■ Text passage:
::::::::::

However no one in 39-40 would have regarded France collapsing in six
weeks as a possible outcome, much less a likely one. US
policy in this period must be viewed through that lens.
FDR did not want the West to lose but never seriously considered before
Dunkirk that such a result was even remotely possible.
That being the case, FDR felt free to indulge the US popular opposition
to any involvement in European Wars. So
this ATL requires that the British exaggerate the perceived dangers beyond what
elite opinion thought was likely. The
British had a very good propaganda machine in the US aided and abetted by
elements in the US media and a VERY Anglophile US Protestant East Coast elite. US
intervention was out of the question. FDR
lacked the balls after 1938 for such a risk and would probably have failed had
he tried. However there was
precedent from the Spanish Civil War for “volunteer” units.
The US had de facto sent two small brigades to fight for the Reds in
Spain. Italy had sent a small army
and Germany a mixed air/armor force [the Condor Legion].
Regrettably in 1939 the political supporters of the internationals
followed the Moscow line of anti-interventionism in the plutocrats war.
However, the British Labor Party and the left wing of the FDR
administration had enough contacts among the anti-Stalinist US left to have
remobilized the nominal framework of the brigades as an anti-Hitler volunteer
force in Canada. Presume
this was done. Say one hundred
thousand volunteers of various stripes are mobilized.
A special Canadian bond issue pushed by the Anglophile US elites
mentioned above funds this. FDR
does for London what he did for Chiang and allows serving officers to take a
leave of absence to participate [this amounts to giving semipublic US blessing
but can be explained away using the precedents of the Spanish Civil War, the
French Foreign Legion, the Lafayette Escadrille etc – in fact FDR allowed this
to an extent with the Eagle squadrons of the RAF a year later].
As
is my pattern in such situations I will allow an old cavalry colonel by the name
of George Patton to volunteer for command. George is the sort of romantic fool to jump at the chance of
combat. He was also enough of an
army politician to see that a three star combat command would be his ticket to
high command of US forces should the US enter the war. So
the Loyal Americans get a few brief months training in Ontario and are ferried
over to France during the winter of 39-40.
Say by the end of April Patton has eighty thousand men in the Pas de
Calais grouped into two nominal divisions plus the original two brigades
[Lincoln and Washington]. What he
would not have had is much equipment. The
British would have given ‘real’ units priority on US war material.
However it would have been politically impossible to treat these men the
way the British treated their own territorial divisions, as essentially labor
service units instead of combat formations.
So give George’s forces a full complement of motor vehicles – US had
more than enough trucks, pickup trucks, autos, motorcycles etc.
The units would have had basic WW1 infantry arms in sufficient quantity.
AT and AAA would have been out of the question.

::::::::::

■ Data:
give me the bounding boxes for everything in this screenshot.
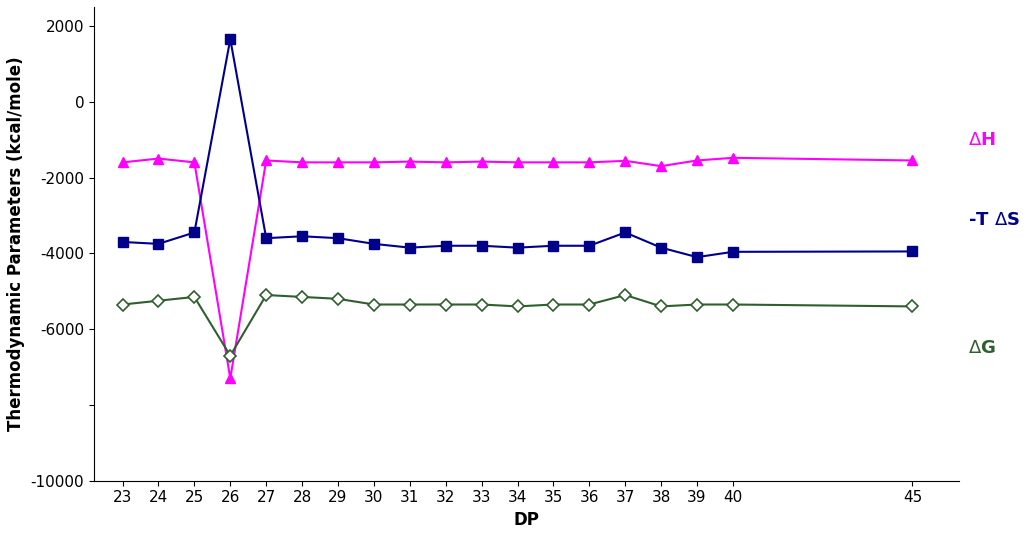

::::::::::

■ Your task:
Please list every type of motor vehicle that the passage about American volunteers in France names as being in more-than-ample US supply.

■ Solution to this problem:
Trucks, pickup trucks, autos, motorcycles